▶ **Dataset content**
(begin)
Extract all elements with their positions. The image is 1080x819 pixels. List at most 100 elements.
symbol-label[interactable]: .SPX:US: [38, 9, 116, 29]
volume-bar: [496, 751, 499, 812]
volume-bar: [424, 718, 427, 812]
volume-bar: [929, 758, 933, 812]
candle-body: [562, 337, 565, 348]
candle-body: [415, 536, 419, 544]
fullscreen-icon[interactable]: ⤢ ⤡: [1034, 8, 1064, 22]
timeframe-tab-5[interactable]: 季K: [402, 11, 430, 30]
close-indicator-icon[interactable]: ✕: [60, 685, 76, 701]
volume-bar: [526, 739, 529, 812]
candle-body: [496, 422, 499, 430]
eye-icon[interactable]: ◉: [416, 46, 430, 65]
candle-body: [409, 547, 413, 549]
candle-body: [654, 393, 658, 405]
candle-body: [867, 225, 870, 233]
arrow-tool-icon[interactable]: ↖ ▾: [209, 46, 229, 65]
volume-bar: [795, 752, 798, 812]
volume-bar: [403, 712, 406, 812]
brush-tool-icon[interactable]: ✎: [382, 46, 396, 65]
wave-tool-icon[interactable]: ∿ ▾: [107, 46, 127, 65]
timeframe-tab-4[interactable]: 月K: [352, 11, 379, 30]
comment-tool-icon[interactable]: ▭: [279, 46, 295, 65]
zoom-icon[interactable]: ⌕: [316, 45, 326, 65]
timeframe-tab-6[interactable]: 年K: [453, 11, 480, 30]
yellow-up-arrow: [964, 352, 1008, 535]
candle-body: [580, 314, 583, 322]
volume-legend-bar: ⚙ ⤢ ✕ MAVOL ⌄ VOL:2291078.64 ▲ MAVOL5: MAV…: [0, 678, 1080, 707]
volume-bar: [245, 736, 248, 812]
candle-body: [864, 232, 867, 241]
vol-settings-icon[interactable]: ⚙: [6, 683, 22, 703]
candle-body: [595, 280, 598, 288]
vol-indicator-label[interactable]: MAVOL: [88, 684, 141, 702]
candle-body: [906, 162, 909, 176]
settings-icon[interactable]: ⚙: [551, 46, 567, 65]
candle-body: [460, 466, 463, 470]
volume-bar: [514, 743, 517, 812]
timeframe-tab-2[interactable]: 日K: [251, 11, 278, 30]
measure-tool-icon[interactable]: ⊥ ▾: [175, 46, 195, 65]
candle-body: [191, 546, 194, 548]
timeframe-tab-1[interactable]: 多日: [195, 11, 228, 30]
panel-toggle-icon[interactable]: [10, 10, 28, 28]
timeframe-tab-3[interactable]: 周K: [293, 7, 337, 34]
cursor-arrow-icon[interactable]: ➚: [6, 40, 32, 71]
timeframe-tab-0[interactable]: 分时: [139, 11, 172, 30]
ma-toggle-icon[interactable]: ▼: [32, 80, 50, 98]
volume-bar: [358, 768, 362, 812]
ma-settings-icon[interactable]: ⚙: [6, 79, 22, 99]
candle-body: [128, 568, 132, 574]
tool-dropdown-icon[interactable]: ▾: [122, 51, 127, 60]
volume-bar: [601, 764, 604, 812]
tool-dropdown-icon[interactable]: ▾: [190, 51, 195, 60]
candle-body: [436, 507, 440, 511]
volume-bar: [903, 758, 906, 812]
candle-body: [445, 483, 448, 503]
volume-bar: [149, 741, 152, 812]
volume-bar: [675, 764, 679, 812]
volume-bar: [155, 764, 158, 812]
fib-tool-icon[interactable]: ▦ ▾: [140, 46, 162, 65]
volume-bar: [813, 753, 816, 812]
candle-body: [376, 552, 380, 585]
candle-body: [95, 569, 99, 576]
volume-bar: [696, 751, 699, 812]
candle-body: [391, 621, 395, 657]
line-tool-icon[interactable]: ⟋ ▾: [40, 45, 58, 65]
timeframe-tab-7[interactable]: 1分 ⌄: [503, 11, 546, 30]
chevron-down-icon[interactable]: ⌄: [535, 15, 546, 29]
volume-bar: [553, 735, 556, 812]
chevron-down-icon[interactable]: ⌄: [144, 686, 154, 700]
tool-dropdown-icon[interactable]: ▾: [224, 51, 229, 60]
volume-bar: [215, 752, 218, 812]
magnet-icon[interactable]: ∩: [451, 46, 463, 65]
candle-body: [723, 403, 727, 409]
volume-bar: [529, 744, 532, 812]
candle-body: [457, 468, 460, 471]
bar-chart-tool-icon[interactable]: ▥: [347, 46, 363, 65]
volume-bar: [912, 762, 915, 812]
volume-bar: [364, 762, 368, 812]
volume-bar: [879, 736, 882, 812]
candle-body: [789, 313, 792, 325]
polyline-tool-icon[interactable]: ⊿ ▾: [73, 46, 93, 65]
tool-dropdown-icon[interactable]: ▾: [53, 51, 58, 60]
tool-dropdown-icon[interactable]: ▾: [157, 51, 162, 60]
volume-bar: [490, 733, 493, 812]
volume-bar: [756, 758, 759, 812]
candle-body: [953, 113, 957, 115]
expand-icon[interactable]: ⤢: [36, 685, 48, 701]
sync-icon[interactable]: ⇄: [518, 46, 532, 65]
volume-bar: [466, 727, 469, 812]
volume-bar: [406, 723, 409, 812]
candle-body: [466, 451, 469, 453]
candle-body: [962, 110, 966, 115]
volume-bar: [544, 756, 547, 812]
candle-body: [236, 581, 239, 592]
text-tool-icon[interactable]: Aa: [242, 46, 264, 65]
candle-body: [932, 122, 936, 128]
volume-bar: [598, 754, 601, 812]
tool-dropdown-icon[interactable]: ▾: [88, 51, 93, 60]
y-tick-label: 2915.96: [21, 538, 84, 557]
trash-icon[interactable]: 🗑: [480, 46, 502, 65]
(end)
▶ **Written exercise**
Copy every line of the items above word for word, changing nothing.

▶ **Task result**
Extract all elements with their positions. The image is 1080x819 pixels. List at most 100 elements.
symbol-label[interactable]: .SPX:US: [38, 9, 116, 29]
volume-bar: [496, 751, 499, 812]
volume-bar: [424, 718, 427, 812]
volume-bar: [929, 758, 933, 812]
candle-body: [562, 337, 565, 348]
candle-body: [415, 536, 419, 544]
fullscreen-icon[interactable]: ⤢ ⤡: [1034, 8, 1064, 22]
timeframe-tab-5[interactable]: 季K: [402, 11, 430, 30]
close-indicator-icon[interactable]: ✕: [60, 685, 76, 701]
volume-bar: [526, 739, 529, 812]
candle-body: [496, 422, 499, 430]
eye-icon[interactable]: ◉: [416, 46, 430, 65]
candle-body: [409, 547, 413, 549]
candle-body: [654, 393, 658, 405]
candle-body: [867, 225, 870, 233]
arrow-tool-icon[interactable]: ↖ ▾: [209, 46, 229, 65]
volume-bar: [795, 752, 798, 812]
volume-bar: [403, 712, 406, 812]
brush-tool-icon[interactable]: ✎: [382, 46, 396, 65]
wave-tool-icon[interactable]: ∿ ▾: [107, 46, 127, 65]
timeframe-tab-4[interactable]: 月K: [352, 11, 379, 30]
comment-tool-icon[interactable]: ▭: [279, 46, 295, 65]
zoom-icon[interactable]: ⌕: [316, 45, 326, 65]
timeframe-tab-6[interactable]: 年K: [453, 11, 480, 30]
yellow-up-arrow: [964, 352, 1008, 535]
candle-body: [580, 314, 583, 322]
volume-legend-bar: ⚙ ⤢ ✕ MAVOL ⌄ VOL:2291078.64 ▲ MAVOL5: MAV…: [0, 678, 1080, 707]
volume-bar: [245, 736, 248, 812]
candle-body: [864, 232, 867, 241]
vol-settings-icon[interactable]: ⚙: [6, 683, 22, 703]
candle-body: [595, 280, 598, 288]
vol-indicator-label[interactable]: MAVOL: [88, 684, 141, 702]
candle-body: [906, 162, 909, 176]
settings-icon[interactable]: ⚙: [551, 46, 567, 65]
candle-body: [460, 466, 463, 470]
volume-bar: [514, 743, 517, 812]
timeframe-tab-2[interactable]: 日K: [251, 11, 278, 30]
measure-tool-icon[interactable]: ⊥ ▾: [175, 46, 195, 65]
candle-body: [191, 546, 194, 548]
timeframe-tab-1[interactable]: 多日: [195, 11, 228, 30]
panel-toggle-icon[interactable]: [10, 10, 28, 28]
timeframe-tab-3[interactable]: 周K: [293, 7, 337, 34]
cursor-arrow-icon[interactable]: ➚: [6, 40, 32, 71]
timeframe-tab-0[interactable]: 分时: [139, 11, 172, 30]
ma-toggle-icon[interactable]: ▼: [32, 80, 50, 98]
volume-bar: [358, 768, 362, 812]
ma-settings-icon[interactable]: ⚙: [6, 79, 22, 99]
candle-body: [128, 568, 132, 574]
tool-dropdown-icon[interactable]: ▾: [122, 51, 127, 60]
volume-bar: [601, 764, 604, 812]
tool-dropdown-icon[interactable]: ▾: [190, 51, 195, 60]
candle-body: [436, 507, 440, 511]
volume-bar: [903, 758, 906, 812]
candle-body: [445, 483, 448, 503]
volume-bar: [149, 741, 152, 812]
volume-bar: [675, 764, 679, 812]
volume-bar: [155, 764, 158, 812]
fib-tool-icon[interactable]: ▦ ▾: [140, 46, 162, 65]
volume-bar: [813, 753, 816, 812]
candle-body: [376, 552, 380, 585]
candle-body: [95, 569, 99, 576]
volume-bar: [696, 751, 699, 812]
candle-body: [391, 621, 395, 657]
line-tool-icon[interactable]: ⟋ ▾: [40, 45, 58, 65]
timeframe-tab-7[interactable]: 1分 ⌄: [503, 11, 546, 30]
chevron-down-icon[interactable]: ⌄: [535, 15, 546, 29]
volume-bar: [553, 735, 556, 812]
chevron-down-icon[interactable]: ⌄: [144, 686, 154, 700]
tool-dropdown-icon[interactable]: ▾: [224, 51, 229, 60]
volume-bar: [215, 752, 218, 812]
magnet-icon[interactable]: ∩: [451, 46, 463, 65]
candle-body: [723, 403, 727, 409]
volume-bar: [529, 744, 532, 812]
candle-body: [457, 468, 460, 471]
bar-chart-tool-icon[interactable]: ▥: [347, 46, 363, 65]
volume-bar: [912, 762, 915, 812]
volume-bar: [364, 762, 368, 812]
volume-bar: [879, 736, 882, 812]
candle-body: [789, 313, 792, 325]
polyline-tool-icon[interactable]: ⊿ ▾: [73, 46, 93, 65]
tool-dropdown-icon[interactable]: ▾: [53, 51, 58, 60]
tool-dropdown-icon[interactable]: ▾: [157, 51, 162, 60]
volume-bar: [490, 733, 493, 812]
volume-bar: [756, 758, 759, 812]
candle-body: [953, 113, 957, 115]
expand-icon[interactable]: ⤢: [36, 685, 48, 701]
sync-icon[interactable]: ⇄: [518, 46, 532, 65]
volume-bar: [466, 727, 469, 812]
volume-bar: [406, 723, 409, 812]
candle-body: [466, 451, 469, 453]
candle-body: [962, 110, 966, 115]
volume-bar: [544, 756, 547, 812]
candle-body: [236, 581, 239, 592]
text-tool-icon[interactable]: Aa: [242, 46, 264, 65]
candle-body: [932, 122, 936, 128]
volume-bar: [598, 754, 601, 812]
tool-dropdown-icon[interactable]: ▾: [88, 51, 93, 60]
y-tick-label: 2915.96: [21, 538, 84, 557]
trash-icon[interactable]: 🗑: [480, 46, 502, 65]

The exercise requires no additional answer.